[Records from a collection of figures]
begin

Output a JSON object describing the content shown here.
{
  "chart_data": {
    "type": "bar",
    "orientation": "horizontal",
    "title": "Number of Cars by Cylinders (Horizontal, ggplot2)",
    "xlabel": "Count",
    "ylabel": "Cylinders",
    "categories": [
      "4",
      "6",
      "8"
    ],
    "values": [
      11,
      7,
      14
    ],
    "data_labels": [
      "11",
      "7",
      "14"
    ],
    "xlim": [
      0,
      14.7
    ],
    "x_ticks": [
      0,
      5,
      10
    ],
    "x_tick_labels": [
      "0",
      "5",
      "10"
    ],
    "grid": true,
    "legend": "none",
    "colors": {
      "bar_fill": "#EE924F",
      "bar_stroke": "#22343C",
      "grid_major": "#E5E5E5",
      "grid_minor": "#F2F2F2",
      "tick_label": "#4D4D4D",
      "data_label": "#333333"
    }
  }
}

end

- WORK TO COMPLETE
Each entry must be reproduced verbatim.

- EXERCISE ANSWER
Output a JSON object describing the content shown here.
{
  "chart_data": {
    "type": "bar",
    "orientation": "horizontal",
    "title": "Number of Cars by Cylinders (Horizontal, ggplot2)",
    "xlabel": "Count",
    "ylabel": "Cylinders",
    "categories": [
      "4",
      "6",
      "8"
    ],
    "values": [
      11,
      7,
      14
    ],
    "data_labels": [
      "11",
      "7",
      "14"
    ],
    "xlim": [
      0,
      14.7
    ],
    "x_ticks": [
      0,
      5,
      10
    ],
    "x_tick_labels": [
      "0",
      "5",
      "10"
    ],
    "grid": true,
    "legend": "none",
    "colors": {
      "bar_fill": "#EE924F",
      "bar_stroke": "#22343C",
      "grid_major": "#E5E5E5",
      "grid_minor": "#F2F2F2",
      "tick_label": "#4D4D4D",
      "data_label": "#333333"
    }
  }
}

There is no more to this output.